- **THE REQUEST**
List the lines of this listing that hold the word "Adjusted".

- **DATA IN THIS EXERCISE**
■ ■ ■ ■

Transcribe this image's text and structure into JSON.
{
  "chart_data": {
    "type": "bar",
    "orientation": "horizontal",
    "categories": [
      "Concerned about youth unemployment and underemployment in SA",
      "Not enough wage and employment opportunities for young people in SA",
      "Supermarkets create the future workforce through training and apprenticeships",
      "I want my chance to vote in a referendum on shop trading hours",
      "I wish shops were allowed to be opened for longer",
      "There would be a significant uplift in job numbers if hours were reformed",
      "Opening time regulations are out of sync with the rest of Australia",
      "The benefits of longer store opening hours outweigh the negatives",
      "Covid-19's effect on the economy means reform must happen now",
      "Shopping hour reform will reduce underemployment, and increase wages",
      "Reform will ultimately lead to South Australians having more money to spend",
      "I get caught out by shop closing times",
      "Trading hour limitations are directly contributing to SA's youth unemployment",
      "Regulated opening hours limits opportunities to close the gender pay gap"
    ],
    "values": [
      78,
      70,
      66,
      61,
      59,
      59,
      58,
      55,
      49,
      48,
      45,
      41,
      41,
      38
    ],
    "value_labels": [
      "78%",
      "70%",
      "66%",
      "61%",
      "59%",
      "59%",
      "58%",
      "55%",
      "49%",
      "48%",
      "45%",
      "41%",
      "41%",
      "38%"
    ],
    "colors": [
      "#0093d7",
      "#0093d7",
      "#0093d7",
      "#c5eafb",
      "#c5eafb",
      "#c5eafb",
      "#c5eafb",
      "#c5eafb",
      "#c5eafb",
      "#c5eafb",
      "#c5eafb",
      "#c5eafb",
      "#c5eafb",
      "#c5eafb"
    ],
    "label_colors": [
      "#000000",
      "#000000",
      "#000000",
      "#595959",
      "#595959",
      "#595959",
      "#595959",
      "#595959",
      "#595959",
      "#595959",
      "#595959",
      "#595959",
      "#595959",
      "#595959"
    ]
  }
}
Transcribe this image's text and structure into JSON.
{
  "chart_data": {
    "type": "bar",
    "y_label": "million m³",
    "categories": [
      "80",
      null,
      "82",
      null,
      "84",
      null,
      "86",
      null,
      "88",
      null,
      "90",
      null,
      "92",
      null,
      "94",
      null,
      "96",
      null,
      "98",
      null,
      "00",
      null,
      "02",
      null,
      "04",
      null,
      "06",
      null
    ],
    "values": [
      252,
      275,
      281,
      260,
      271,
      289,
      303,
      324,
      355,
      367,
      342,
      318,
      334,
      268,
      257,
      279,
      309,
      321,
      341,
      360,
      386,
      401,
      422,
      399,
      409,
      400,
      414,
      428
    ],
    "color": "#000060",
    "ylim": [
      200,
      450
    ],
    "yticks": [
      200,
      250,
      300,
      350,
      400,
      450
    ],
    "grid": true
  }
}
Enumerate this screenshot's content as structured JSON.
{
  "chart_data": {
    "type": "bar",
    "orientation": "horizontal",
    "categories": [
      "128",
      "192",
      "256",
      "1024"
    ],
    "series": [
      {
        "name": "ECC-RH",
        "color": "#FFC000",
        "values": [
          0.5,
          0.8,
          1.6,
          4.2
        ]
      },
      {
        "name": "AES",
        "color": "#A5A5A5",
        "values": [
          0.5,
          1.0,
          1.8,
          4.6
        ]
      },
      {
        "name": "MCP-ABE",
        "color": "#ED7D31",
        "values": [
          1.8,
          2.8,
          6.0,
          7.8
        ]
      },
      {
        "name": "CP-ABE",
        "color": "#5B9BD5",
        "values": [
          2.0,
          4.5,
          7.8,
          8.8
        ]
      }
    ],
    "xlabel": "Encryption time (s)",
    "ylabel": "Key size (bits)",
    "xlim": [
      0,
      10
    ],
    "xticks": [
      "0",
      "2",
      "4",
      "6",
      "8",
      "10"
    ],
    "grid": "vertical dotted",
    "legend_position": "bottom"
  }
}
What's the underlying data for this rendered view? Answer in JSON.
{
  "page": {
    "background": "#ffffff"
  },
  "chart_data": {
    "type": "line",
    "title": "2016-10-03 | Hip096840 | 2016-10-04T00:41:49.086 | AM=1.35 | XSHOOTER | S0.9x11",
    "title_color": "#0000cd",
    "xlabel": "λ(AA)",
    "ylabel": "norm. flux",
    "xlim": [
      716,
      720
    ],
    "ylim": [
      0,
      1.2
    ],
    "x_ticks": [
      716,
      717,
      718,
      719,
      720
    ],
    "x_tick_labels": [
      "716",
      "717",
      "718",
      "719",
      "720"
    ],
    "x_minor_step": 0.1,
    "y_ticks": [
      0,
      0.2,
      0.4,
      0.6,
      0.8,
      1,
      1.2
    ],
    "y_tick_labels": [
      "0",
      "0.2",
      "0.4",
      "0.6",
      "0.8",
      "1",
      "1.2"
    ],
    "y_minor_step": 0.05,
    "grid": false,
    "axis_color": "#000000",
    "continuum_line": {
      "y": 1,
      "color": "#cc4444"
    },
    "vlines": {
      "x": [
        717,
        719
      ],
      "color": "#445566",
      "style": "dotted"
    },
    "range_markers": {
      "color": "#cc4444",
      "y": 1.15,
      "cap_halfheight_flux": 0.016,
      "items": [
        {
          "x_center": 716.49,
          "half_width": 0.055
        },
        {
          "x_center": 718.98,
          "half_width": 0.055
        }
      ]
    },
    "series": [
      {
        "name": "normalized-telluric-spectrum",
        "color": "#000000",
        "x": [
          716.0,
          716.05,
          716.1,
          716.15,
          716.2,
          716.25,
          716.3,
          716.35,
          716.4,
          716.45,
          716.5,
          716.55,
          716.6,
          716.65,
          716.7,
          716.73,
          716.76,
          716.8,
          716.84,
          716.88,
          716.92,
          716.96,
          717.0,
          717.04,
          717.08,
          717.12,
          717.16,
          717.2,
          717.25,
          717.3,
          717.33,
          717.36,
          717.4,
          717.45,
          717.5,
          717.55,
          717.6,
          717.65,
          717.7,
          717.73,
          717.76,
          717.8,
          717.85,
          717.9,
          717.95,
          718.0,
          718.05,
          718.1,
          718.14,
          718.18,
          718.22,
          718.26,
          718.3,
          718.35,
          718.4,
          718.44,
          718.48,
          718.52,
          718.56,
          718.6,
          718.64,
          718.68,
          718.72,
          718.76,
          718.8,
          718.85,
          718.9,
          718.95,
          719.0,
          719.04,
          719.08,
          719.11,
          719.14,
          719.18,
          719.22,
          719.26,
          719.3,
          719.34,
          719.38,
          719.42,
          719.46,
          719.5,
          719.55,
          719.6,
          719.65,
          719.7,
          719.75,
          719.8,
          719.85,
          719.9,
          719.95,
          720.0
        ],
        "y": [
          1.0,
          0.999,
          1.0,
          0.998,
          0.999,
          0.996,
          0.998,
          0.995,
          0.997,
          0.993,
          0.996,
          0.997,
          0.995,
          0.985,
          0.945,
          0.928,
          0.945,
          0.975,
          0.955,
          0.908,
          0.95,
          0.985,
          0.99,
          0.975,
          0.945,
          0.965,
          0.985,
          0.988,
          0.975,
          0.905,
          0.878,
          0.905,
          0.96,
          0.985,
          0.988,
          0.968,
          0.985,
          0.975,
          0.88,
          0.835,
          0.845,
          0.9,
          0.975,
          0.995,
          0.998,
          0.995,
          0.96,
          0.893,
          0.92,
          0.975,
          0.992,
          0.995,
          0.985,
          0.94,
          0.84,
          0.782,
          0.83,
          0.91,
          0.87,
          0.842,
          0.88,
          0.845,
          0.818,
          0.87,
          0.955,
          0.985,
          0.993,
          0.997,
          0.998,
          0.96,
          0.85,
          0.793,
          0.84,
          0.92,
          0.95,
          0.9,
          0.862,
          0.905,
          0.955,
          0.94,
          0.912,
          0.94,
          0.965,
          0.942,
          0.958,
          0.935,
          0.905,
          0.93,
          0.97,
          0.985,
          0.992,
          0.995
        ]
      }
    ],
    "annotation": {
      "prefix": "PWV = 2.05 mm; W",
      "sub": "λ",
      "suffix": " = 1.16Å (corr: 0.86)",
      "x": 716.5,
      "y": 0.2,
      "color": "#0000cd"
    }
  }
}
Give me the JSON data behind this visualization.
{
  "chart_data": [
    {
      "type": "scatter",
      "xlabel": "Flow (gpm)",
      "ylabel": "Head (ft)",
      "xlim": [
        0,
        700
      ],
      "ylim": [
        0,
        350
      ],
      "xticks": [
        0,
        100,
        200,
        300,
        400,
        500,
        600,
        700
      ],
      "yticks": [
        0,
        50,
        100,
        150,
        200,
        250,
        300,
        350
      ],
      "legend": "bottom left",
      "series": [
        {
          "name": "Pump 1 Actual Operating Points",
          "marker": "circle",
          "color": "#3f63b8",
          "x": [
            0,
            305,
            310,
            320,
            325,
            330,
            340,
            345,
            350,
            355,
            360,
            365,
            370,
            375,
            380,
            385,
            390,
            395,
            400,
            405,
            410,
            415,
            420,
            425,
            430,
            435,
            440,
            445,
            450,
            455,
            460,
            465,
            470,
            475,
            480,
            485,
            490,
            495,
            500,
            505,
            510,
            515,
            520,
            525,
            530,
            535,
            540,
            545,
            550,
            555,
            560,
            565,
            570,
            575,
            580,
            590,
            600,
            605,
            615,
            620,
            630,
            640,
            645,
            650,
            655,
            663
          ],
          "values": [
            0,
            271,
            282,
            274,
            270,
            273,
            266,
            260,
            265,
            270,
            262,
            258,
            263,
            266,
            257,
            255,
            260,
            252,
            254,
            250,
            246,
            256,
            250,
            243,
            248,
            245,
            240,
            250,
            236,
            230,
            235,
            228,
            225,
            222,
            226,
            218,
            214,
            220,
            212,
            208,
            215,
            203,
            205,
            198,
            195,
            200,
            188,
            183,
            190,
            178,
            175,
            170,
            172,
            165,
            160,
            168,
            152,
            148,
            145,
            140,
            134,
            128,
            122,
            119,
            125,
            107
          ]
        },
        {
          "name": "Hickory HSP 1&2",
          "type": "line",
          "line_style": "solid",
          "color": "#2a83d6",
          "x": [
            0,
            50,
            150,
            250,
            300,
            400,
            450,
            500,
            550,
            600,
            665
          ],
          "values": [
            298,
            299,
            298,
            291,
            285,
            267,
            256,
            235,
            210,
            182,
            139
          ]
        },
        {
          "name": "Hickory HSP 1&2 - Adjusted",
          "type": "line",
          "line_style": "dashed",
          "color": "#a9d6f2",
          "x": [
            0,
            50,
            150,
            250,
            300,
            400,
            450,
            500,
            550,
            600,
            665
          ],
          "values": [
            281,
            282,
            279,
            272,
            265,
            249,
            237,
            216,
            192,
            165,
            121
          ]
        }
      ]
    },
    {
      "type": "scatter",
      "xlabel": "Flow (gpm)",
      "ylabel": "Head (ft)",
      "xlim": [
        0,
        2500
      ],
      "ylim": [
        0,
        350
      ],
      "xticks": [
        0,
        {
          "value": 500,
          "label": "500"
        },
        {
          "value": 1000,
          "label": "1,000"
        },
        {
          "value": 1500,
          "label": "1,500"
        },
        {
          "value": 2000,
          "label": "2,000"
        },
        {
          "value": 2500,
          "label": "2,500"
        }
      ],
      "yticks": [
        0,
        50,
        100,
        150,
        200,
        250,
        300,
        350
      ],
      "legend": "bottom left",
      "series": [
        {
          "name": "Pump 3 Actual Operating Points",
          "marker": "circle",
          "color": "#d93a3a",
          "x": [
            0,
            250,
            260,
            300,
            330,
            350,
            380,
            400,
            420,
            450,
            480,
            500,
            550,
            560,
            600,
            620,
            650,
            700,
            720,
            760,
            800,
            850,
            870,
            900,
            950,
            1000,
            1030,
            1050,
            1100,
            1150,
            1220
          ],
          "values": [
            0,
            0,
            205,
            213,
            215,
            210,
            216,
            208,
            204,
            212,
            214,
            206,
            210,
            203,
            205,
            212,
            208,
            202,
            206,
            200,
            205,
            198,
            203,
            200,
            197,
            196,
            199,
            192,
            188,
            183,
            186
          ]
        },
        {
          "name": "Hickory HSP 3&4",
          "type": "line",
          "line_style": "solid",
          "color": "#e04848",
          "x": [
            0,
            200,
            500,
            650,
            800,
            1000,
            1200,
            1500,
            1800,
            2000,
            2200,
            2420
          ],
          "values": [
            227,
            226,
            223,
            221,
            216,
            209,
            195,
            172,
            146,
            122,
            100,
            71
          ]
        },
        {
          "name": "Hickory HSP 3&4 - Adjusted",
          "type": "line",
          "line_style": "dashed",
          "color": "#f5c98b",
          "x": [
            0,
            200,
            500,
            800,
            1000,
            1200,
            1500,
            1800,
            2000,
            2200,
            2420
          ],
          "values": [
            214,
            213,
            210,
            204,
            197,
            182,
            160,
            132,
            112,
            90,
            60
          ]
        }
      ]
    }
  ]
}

■ ■ ■ ■

- **REPLY TO THE EXERCISE**
          "name": "Hickory HSP 1&2 - Adjusted",
          "name": "Hickory HSP 3&4 - Adjusted",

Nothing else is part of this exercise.